Given exercise
Look through the entries below and report how many lines hold the string "Full". Only the number is wanted.

Exercise materials
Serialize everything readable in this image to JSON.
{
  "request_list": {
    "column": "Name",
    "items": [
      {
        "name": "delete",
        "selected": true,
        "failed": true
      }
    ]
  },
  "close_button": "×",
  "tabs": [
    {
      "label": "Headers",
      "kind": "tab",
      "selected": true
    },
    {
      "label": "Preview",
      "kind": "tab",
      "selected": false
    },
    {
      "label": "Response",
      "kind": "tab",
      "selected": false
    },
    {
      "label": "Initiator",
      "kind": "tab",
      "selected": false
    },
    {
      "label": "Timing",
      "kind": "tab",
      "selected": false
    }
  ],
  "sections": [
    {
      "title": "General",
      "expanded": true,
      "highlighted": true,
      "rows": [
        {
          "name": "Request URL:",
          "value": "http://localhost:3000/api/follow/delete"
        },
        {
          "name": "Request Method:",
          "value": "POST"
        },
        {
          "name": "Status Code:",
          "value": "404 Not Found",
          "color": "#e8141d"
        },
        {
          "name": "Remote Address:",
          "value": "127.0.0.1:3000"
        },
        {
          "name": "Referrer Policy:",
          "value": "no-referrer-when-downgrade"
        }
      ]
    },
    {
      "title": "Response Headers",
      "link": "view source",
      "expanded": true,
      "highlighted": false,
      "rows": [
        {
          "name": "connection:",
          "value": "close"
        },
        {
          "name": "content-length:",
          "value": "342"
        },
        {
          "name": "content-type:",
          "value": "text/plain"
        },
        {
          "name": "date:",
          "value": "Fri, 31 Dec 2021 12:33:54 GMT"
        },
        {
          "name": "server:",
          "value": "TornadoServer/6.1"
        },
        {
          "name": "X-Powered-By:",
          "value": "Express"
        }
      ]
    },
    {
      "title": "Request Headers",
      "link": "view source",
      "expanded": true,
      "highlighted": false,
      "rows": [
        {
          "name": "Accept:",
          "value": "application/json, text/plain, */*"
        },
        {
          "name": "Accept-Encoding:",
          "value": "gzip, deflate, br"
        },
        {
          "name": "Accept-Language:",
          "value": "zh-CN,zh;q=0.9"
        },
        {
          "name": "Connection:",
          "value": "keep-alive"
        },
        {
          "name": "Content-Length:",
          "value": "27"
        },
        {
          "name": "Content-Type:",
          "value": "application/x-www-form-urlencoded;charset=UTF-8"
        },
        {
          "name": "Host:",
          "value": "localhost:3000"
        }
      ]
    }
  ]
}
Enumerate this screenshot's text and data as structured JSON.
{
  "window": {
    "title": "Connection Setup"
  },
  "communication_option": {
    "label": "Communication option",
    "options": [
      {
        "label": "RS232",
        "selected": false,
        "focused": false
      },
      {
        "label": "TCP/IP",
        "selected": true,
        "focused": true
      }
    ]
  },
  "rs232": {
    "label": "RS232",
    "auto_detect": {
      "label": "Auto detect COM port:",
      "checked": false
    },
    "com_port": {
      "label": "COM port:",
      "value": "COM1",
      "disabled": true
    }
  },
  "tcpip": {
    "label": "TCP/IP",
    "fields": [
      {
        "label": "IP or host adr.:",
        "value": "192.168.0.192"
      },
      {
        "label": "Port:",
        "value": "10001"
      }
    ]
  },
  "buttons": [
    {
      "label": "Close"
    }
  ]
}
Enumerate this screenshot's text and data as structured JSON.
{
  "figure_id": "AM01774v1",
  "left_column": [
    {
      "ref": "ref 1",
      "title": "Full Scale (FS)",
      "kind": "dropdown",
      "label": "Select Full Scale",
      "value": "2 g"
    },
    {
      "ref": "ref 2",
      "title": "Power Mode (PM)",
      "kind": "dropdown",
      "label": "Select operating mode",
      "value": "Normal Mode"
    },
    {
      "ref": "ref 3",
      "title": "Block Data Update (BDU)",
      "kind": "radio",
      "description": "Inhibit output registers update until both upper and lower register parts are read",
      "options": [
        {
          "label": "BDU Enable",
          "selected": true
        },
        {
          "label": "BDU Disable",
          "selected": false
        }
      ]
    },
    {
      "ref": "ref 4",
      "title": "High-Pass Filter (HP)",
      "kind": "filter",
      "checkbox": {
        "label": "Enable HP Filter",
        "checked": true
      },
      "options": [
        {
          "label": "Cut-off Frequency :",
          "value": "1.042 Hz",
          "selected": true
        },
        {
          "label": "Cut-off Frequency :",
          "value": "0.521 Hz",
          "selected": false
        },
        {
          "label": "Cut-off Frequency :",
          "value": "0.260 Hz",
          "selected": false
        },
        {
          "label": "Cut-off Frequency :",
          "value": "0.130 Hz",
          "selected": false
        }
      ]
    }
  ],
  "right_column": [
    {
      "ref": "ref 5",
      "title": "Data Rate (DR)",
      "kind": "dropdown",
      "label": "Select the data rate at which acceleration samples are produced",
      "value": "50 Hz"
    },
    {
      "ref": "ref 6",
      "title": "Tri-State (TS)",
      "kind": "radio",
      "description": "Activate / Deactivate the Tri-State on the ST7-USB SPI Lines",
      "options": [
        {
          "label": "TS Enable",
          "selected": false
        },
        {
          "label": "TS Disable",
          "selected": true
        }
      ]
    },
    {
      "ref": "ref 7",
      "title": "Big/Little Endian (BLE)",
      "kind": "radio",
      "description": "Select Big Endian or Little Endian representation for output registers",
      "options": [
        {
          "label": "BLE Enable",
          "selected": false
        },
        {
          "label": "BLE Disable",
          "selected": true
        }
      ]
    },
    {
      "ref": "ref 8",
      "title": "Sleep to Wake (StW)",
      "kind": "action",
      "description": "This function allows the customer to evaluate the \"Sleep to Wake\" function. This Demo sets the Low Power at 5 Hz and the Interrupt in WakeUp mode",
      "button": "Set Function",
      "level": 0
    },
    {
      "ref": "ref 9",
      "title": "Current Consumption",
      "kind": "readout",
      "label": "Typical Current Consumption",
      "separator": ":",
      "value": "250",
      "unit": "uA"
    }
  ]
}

Written response
2